Given request: List all lines of the data that include the string "text".

Input rows:
◆ ◆ ◆ ◆ ◆

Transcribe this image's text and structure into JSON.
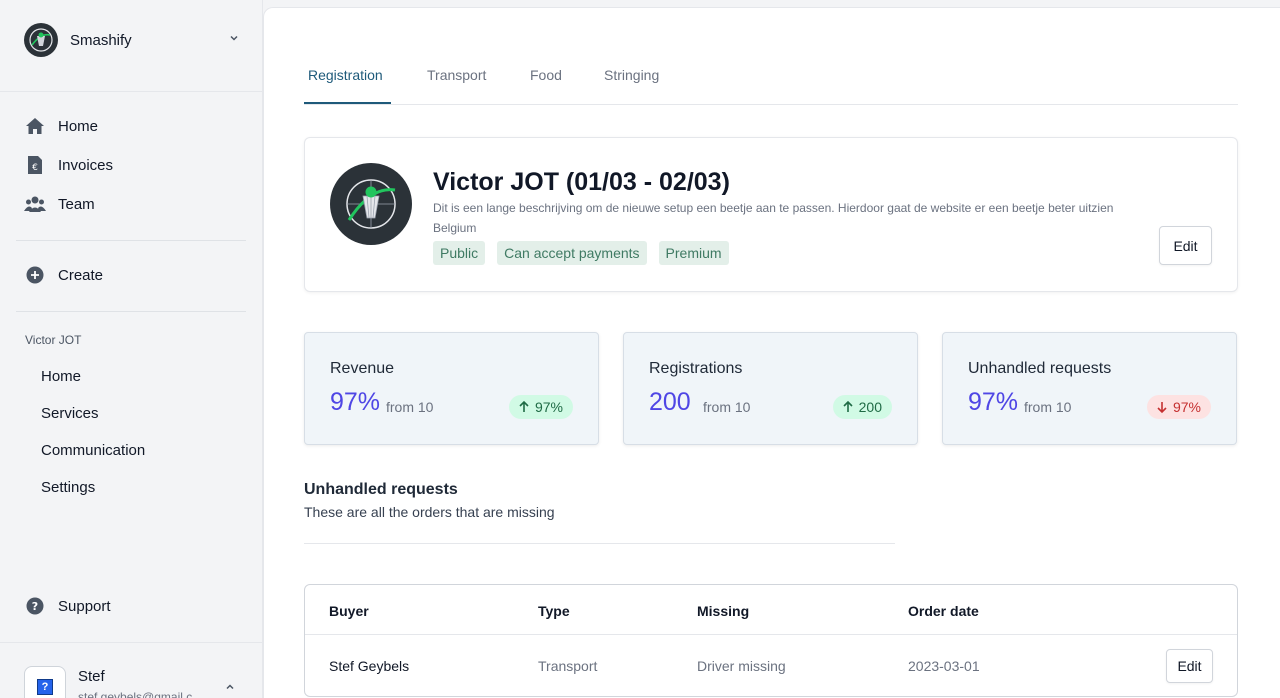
{
  "org": {
    "name": "Smashify"
  },
  "nav": {
    "items": [
      {
        "label": "Home",
        "icon": "home-icon"
      },
      {
        "label": "Invoices",
        "icon": "invoice-icon"
      },
      {
        "label": "Team",
        "icon": "team-icon"
      }
    ],
    "create_label": "Create"
  },
  "event_nav": {
    "section_label": "Victor JOT",
    "items": [
      "Home",
      "Services",
      "Communication",
      "Settings"
    ]
  },
  "support": {
    "label": "Support"
  },
  "user": {
    "name": "Stef",
    "email": "stef.geybels@gmail.c"
  },
  "tabs": [
    "Registration",
    "Transport",
    "Food",
    "Stringing"
  ],
  "event": {
    "title": "Victor JOT (01/03 - 02/03)",
    "description": "Dit is een lange beschrijving om de nieuwe setup een beetje aan te passen. Hierdoor gaat de website er een beetje beter uitzien",
    "country": "Belgium",
    "tags": [
      "Public",
      "Can accept payments",
      "Premium"
    ],
    "edit_label": "Edit"
  },
  "stats": [
    {
      "label": "Revenue",
      "value": "97%",
      "from": "from 10",
      "change": "97%",
      "trend": "up"
    },
    {
      "label": "Registrations",
      "value": "200",
      "from": "from 10",
      "change": "200",
      "trend": "up"
    },
    {
      "label": "Unhandled requests",
      "value": "97%",
      "from": "from 10",
      "change": "97%",
      "trend": "down"
    }
  ],
  "requests": {
    "title": "Unhandled requests",
    "subtitle": "These are all the orders that are missing",
    "columns": [
      "Buyer",
      "Type",
      "Missing",
      "Order date"
    ],
    "rows": [
      {
        "buyer": "Stef Geybels",
        "type": "Transport",
        "missing": "Driver missing",
        "date": "2023-03-01",
        "action": "Edit"
      }
    ]
  },
  "colors": {
    "accent": "#4f46e5",
    "tab_active": "#1e5a7a",
    "tag_bg": "#e3efe9",
    "up": "#1f6b45",
    "down": "#c53030"
  }
}
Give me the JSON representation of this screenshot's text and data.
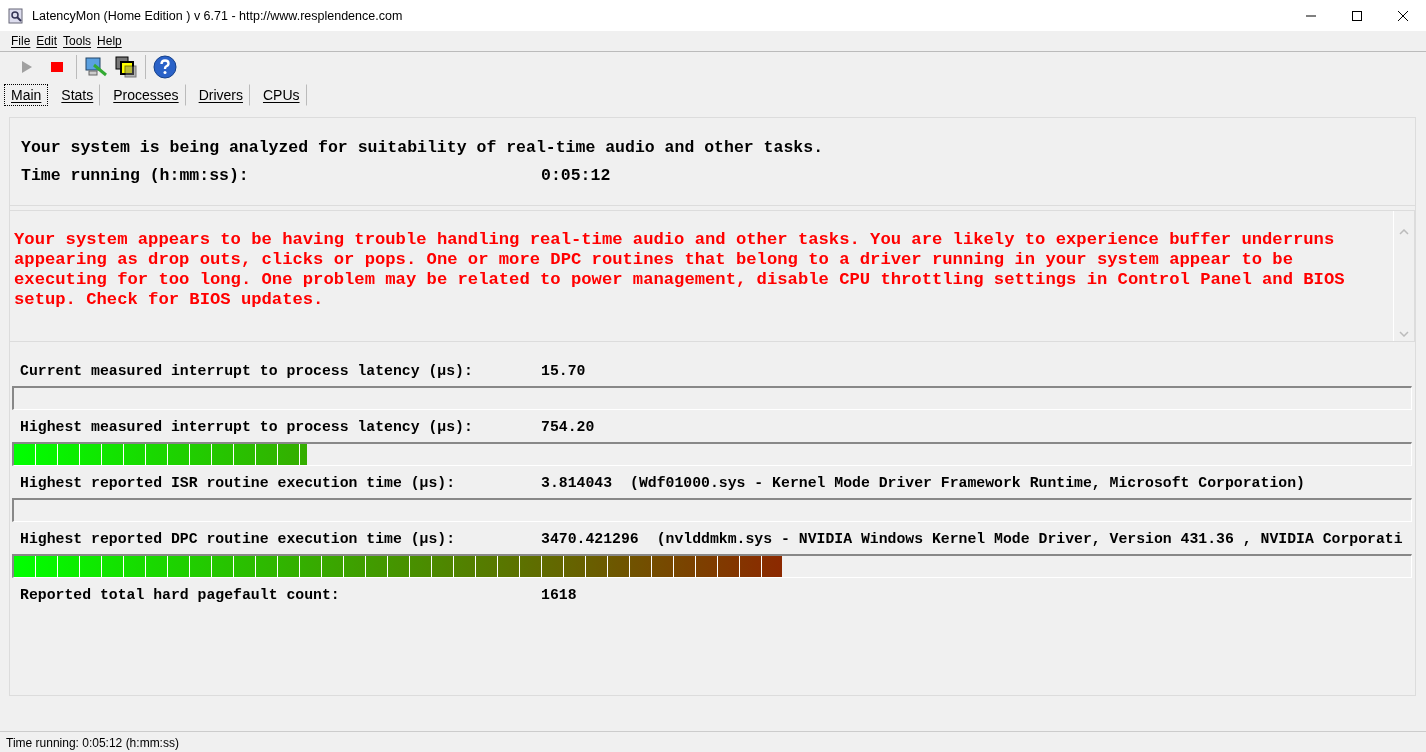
{
  "window": {
    "title": "LatencyMon  (Home Edition )  v 6.71 - http://www.resplendence.com"
  },
  "menu": [
    "File",
    "Edit",
    "Tools",
    "Help"
  ],
  "tabs": [
    {
      "label": "Main",
      "selected": true
    },
    {
      "label": "Stats",
      "selected": false
    },
    {
      "label": "Processes",
      "selected": false
    },
    {
      "label": "Drivers",
      "selected": false
    },
    {
      "label": "CPUs",
      "selected": false
    }
  ],
  "header": {
    "heading": "Your system is being analyzed for suitability of real-time audio and other tasks.",
    "time_label": "Time running (h:mm:ss):",
    "time_value": "0:05:12"
  },
  "verdict": "Your system appears to be having trouble handling real-time audio and other tasks. You are likely to experience buffer underruns appearing as drop outs, clicks or pops. One or more DPC routines that belong to a driver running in your system appear to be executing for too long. One problem may be related to power management, disable CPU throttling settings in Control Panel and BIOS setup. Check for BIOS updates.",
  "metrics": [
    {
      "label": "Current measured interrupt to process latency (µs):",
      "value": "15.70",
      "level": 0
    },
    {
      "label": "Highest measured interrupt to process latency (µs):",
      "value": "754.20",
      "level": 0.21
    },
    {
      "label": "Highest reported ISR routine execution time (µs):",
      "value": "3.814043",
      "detail": "(Wdf01000.sys - Kernel Mode Driver Framework Runtime, Microsoft Corporation)",
      "level": 0
    },
    {
      "label": "Highest reported DPC routine execution time (µs):",
      "value": "3470.421296",
      "detail": "(nvlddmkm.sys - NVIDIA Windows Kernel Mode Driver, Version 431.36 , NVIDIA Corporati",
      "level": 0.55
    }
  ],
  "pagefault": {
    "label": "Reported total hard pagefault count:",
    "value": "1618"
  },
  "status_bar": "Time running: 0:05:12  (h:mm:ss)"
}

◆ ◆ ◆ ◆ ◆

Task solution:
Transcribe this image's text and structure into JSON.
Give me the JSON representation of this screenshot's text and data.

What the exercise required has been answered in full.